# Task instructions
Pull out from the material below all lines with "visibility".

# A run of records
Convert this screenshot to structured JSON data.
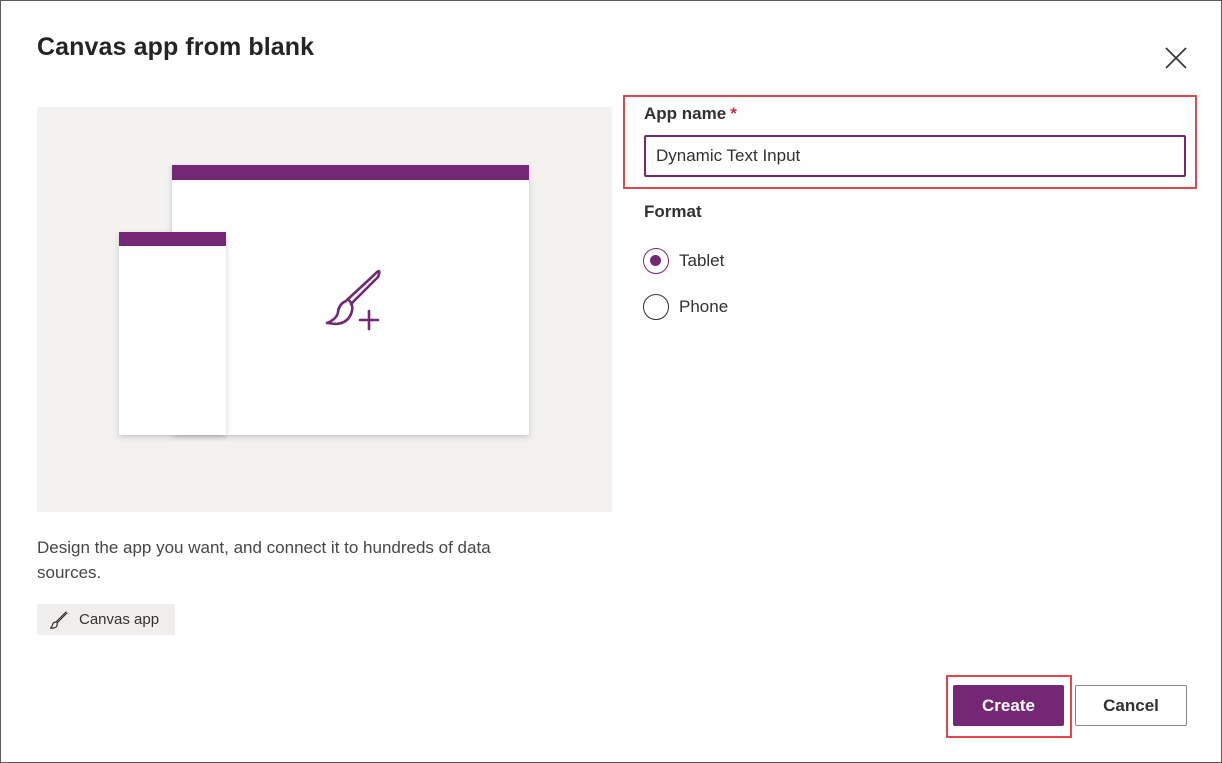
{
  "dialog": {
    "title": "Canvas app from blank",
    "close_icon": "close-icon"
  },
  "preview": {
    "illustration_icon": "paintbrush-plus-icon",
    "accent_color": "#742774",
    "background_color": "#f3f2f1"
  },
  "description": "Design the app you want, and connect it to hundreds of data sources.",
  "tag": {
    "icon": "paintbrush-icon",
    "label": "Canvas app"
  },
  "form": {
    "app_name": {
      "label": "App name",
      "required_marker": "*",
      "value": "Dynamic Text Input"
    },
    "format": {
      "label": "Format",
      "options": [
        {
          "label": "Tablet",
          "checked": true
        },
        {
          "label": "Phone",
          "checked": false
        }
      ]
    }
  },
  "buttons": {
    "create": "Create",
    "cancel": "Cancel"
  },
  "colors": {
    "brand": "#742774",
    "highlight": "#e5464c"
  }
}
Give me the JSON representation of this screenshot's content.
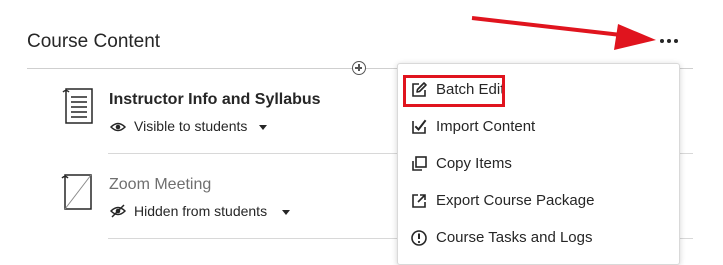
{
  "section": {
    "title": "Course Content"
  },
  "items": [
    {
      "title": "Instructor Info and Syllabus",
      "visibility": "Visible to students",
      "icon": "syllabus-document-icon"
    },
    {
      "title": "Zoom Meeting",
      "visibility": "Hidden from students",
      "icon": "blank-document-icon"
    }
  ],
  "menu": {
    "items": [
      {
        "label": "Batch Edit",
        "icon": "edit-pencil-icon"
      },
      {
        "label": "Import Content",
        "icon": "import-checkbox-icon"
      },
      {
        "label": "Copy Items",
        "icon": "copy-icon"
      },
      {
        "label": "Export Course Package",
        "icon": "export-icon"
      },
      {
        "label": "Course Tasks and Logs",
        "icon": "info-alert-icon"
      }
    ]
  },
  "colors": {
    "annotation": "#e0141e",
    "text": "#262626",
    "muted": "#6f6f6f"
  }
}
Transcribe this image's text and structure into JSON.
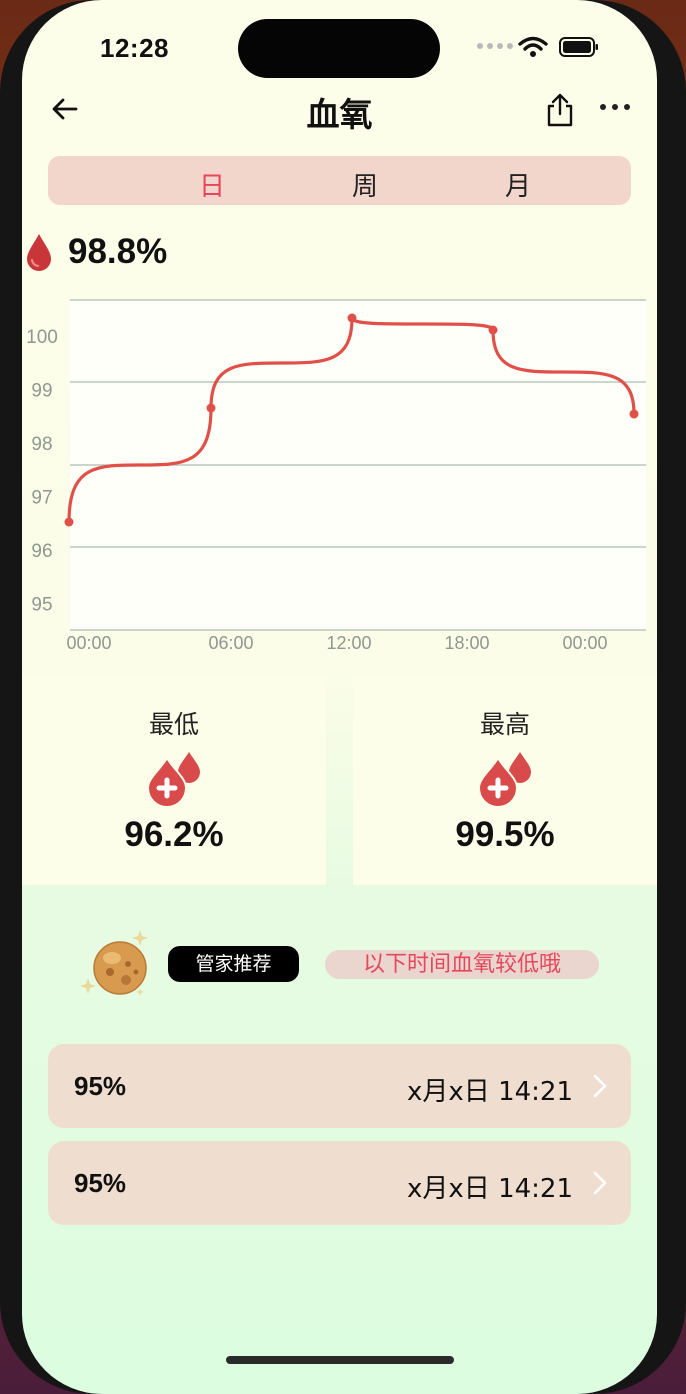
{
  "status_bar": {
    "time": "12:28"
  },
  "header": {
    "title": "血氧"
  },
  "tabs": [
    {
      "label": "日",
      "active": true
    },
    {
      "label": "周",
      "active": false
    },
    {
      "label": "月",
      "active": false
    }
  ],
  "current": {
    "value": "98.8%"
  },
  "chart_data": {
    "type": "line",
    "yticks": [
      "100",
      "99",
      "98",
      "97",
      "96",
      "95"
    ],
    "xticks": [
      "00:00",
      "06:00",
      "12:00",
      "18:00",
      "00:00"
    ],
    "ylim": [
      95,
      100.5
    ],
    "line_color": "#e05048",
    "series": [
      {
        "values": [
          96.8,
          98.7,
          100.2,
          100.0,
          98.6
        ]
      }
    ]
  },
  "stats": {
    "min": {
      "label": "最低",
      "value": "96.2%"
    },
    "max": {
      "label": "最高",
      "value": "99.5%"
    }
  },
  "recommend": {
    "badge": "管家推荐",
    "note": "以下时间血氧较低哦"
  },
  "records": [
    {
      "value": "95%",
      "time": "x月x日 14:21"
    },
    {
      "value": "95%",
      "time": "x月x日 14:21"
    }
  ],
  "colors": {
    "accent": "#e8445a",
    "drop": "#d94a4a",
    "tab_bg": "#f2d6cb",
    "row_bg": "#efddd0"
  }
}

# Response to this exercise
      "visibility": "Visible to students",
      "visibility": "Hidden from students",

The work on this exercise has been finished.